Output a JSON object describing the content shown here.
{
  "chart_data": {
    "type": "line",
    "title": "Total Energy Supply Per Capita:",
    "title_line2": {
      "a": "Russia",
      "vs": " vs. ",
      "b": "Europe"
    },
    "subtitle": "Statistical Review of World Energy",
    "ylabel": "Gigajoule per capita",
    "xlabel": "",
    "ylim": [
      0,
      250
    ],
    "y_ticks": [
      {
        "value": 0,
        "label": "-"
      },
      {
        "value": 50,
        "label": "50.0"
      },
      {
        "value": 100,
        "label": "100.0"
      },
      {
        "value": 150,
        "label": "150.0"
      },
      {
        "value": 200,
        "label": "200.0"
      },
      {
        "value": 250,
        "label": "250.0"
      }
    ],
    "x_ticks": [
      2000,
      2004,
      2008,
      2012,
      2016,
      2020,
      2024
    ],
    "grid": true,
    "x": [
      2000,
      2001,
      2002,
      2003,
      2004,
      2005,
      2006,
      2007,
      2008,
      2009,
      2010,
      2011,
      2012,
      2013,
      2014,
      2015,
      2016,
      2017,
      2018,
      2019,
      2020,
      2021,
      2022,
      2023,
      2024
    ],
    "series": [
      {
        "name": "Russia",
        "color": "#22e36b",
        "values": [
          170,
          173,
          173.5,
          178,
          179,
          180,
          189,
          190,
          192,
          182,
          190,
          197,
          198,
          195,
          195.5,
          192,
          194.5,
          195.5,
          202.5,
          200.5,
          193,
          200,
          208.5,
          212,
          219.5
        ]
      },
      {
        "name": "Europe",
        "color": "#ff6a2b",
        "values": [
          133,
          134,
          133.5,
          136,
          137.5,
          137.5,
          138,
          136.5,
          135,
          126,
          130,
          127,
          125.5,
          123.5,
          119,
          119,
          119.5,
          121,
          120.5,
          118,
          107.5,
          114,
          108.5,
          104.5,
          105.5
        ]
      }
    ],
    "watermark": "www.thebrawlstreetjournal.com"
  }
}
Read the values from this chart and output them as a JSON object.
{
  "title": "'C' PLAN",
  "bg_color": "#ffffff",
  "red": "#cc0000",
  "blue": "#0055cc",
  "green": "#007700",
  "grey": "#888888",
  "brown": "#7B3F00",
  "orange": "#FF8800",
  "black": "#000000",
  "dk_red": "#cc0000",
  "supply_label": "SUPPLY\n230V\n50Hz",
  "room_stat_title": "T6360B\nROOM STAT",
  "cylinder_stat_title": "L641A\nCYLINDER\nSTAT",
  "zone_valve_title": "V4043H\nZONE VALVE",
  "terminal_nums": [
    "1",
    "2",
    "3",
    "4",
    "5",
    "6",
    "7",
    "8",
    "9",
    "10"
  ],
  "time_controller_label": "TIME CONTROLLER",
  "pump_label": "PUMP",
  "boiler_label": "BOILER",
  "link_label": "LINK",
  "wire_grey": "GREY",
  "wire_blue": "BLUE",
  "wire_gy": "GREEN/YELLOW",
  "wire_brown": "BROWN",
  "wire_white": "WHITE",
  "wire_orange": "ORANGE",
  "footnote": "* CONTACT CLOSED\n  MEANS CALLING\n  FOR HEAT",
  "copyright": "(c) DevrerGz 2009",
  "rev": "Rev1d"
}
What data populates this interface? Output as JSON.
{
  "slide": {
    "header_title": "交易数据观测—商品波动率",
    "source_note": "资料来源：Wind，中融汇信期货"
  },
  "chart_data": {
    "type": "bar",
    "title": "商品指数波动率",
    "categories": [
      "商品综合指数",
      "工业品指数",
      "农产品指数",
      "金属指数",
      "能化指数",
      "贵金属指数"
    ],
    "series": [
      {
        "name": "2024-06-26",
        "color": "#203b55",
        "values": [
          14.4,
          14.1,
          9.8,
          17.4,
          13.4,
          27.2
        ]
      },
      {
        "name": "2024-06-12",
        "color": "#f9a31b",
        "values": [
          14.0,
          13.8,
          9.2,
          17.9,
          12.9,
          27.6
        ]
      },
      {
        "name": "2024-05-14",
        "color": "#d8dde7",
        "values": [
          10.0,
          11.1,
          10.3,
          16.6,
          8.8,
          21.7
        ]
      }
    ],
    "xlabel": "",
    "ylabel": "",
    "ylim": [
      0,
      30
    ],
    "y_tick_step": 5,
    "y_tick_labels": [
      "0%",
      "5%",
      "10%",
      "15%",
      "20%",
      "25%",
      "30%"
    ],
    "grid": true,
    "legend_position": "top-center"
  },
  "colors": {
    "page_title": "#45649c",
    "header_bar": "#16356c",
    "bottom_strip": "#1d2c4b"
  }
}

■ ■ ■ ■ ■ ■ ■

Pull out all lines containing "Energy".

    "title": "Total Energy Supply Per Capita:",
    "subtitle": "Statistical Review of World Energy",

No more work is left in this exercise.